Dataset listings of figures
START

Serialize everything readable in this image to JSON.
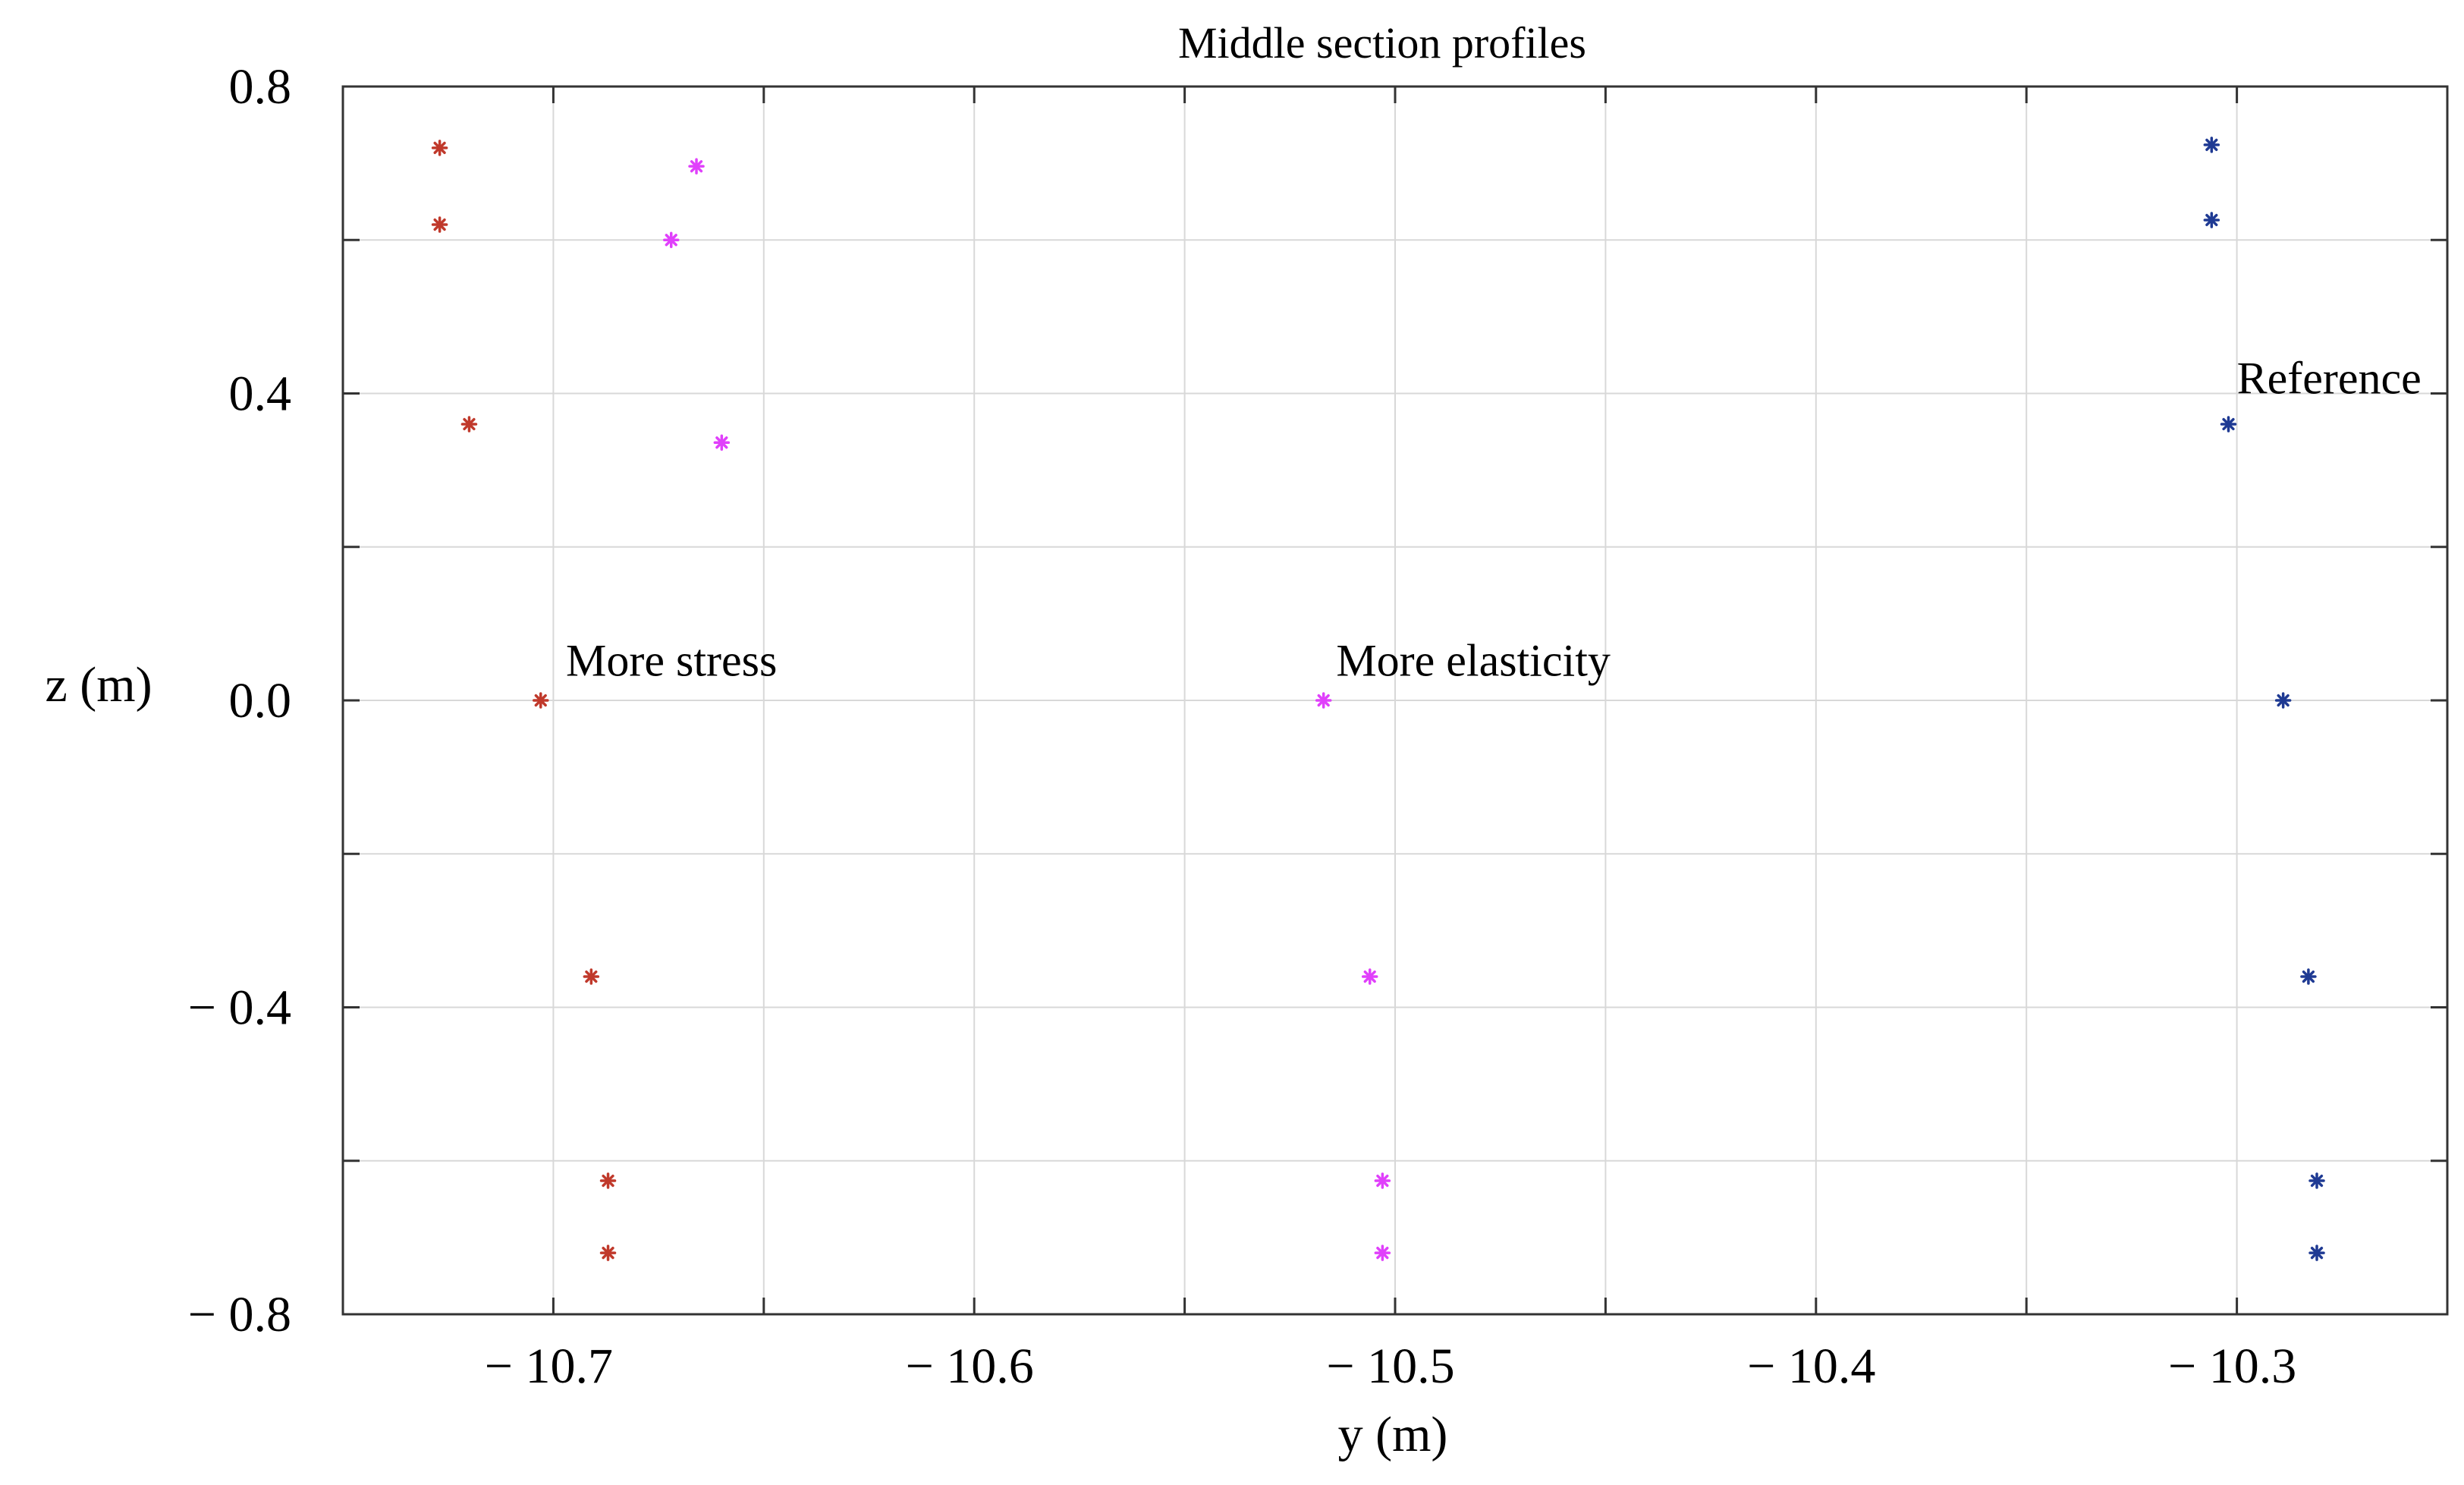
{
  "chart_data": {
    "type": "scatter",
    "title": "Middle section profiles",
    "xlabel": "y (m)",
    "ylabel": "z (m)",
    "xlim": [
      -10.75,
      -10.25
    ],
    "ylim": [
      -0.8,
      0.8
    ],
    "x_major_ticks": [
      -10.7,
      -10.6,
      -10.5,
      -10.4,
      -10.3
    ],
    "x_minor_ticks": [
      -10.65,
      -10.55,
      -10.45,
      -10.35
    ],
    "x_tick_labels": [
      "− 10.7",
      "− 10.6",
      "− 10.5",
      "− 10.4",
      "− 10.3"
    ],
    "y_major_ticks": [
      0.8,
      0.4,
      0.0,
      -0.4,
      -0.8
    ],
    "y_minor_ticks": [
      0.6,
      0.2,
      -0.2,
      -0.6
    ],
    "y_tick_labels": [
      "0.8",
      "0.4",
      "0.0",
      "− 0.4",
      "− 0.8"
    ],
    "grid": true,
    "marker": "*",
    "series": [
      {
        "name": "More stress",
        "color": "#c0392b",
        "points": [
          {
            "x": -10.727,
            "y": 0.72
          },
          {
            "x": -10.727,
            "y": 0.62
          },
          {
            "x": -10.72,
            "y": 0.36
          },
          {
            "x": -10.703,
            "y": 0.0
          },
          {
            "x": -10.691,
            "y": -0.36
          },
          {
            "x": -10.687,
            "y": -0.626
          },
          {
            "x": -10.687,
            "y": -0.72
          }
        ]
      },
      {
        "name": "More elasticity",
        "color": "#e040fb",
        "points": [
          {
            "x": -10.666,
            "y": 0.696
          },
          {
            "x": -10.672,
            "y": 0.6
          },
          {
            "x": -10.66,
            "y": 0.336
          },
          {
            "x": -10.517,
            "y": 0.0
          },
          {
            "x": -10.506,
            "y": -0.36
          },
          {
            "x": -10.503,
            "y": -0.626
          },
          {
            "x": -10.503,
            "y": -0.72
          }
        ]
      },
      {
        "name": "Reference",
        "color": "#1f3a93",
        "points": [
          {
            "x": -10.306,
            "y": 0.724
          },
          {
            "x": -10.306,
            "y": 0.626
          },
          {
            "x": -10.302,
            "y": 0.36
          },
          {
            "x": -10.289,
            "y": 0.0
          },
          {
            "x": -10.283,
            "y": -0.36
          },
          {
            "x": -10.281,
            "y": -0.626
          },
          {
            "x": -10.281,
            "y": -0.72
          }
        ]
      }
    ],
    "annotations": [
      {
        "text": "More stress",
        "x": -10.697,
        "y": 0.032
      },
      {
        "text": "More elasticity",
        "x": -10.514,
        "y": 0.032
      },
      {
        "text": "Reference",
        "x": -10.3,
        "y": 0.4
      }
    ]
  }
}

END

Make an exact copy of the listing above. Do not include the pictures.

▸ EXPECTED OUTPUT:
Serialize everything readable in this image to JSON.
{
  "chart_data": {
    "type": "scatter",
    "title": "Middle section profiles",
    "xlabel": "y (m)",
    "ylabel": "z (m)",
    "xlim": [
      -10.75,
      -10.25
    ],
    "ylim": [
      -0.8,
      0.8
    ],
    "x_major_ticks": [
      -10.7,
      -10.6,
      -10.5,
      -10.4,
      -10.3
    ],
    "x_minor_ticks": [
      -10.65,
      -10.55,
      -10.45,
      -10.35
    ],
    "x_tick_labels": [
      "− 10.7",
      "− 10.6",
      "− 10.5",
      "− 10.4",
      "− 10.3"
    ],
    "y_major_ticks": [
      0.8,
      0.4,
      0.0,
      -0.4,
      -0.8
    ],
    "y_minor_ticks": [
      0.6,
      0.2,
      -0.2,
      -0.6
    ],
    "y_tick_labels": [
      "0.8",
      "0.4",
      "0.0",
      "− 0.4",
      "− 0.8"
    ],
    "grid": true,
    "marker": "*",
    "series": [
      {
        "name": "More stress",
        "color": "#c0392b",
        "points": [
          {
            "x": -10.727,
            "y": 0.72
          },
          {
            "x": -10.727,
            "y": 0.62
          },
          {
            "x": -10.72,
            "y": 0.36
          },
          {
            "x": -10.703,
            "y": 0.0
          },
          {
            "x": -10.691,
            "y": -0.36
          },
          {
            "x": -10.687,
            "y": -0.626
          },
          {
            "x": -10.687,
            "y": -0.72
          }
        ]
      },
      {
        "name": "More elasticity",
        "color": "#e040fb",
        "points": [
          {
            "x": -10.666,
            "y": 0.696
          },
          {
            "x": -10.672,
            "y": 0.6
          },
          {
            "x": -10.66,
            "y": 0.336
          },
          {
            "x": -10.517,
            "y": 0.0
          },
          {
            "x": -10.506,
            "y": -0.36
          },
          {
            "x": -10.503,
            "y": -0.626
          },
          {
            "x": -10.503,
            "y": -0.72
          }
        ]
      },
      {
        "name": "Reference",
        "color": "#1f3a93",
        "points": [
          {
            "x": -10.306,
            "y": 0.724
          },
          {
            "x": -10.306,
            "y": 0.626
          },
          {
            "x": -10.302,
            "y": 0.36
          },
          {
            "x": -10.289,
            "y": 0.0
          },
          {
            "x": -10.283,
            "y": -0.36
          },
          {
            "x": -10.281,
            "y": -0.626
          },
          {
            "x": -10.281,
            "y": -0.72
          }
        ]
      }
    ],
    "annotations": [
      {
        "text": "More stress",
        "x": -10.697,
        "y": 0.032
      },
      {
        "text": "More elasticity",
        "x": -10.514,
        "y": 0.032
      },
      {
        "text": "Reference",
        "x": -10.3,
        "y": 0.4
      }
    ]
  }
}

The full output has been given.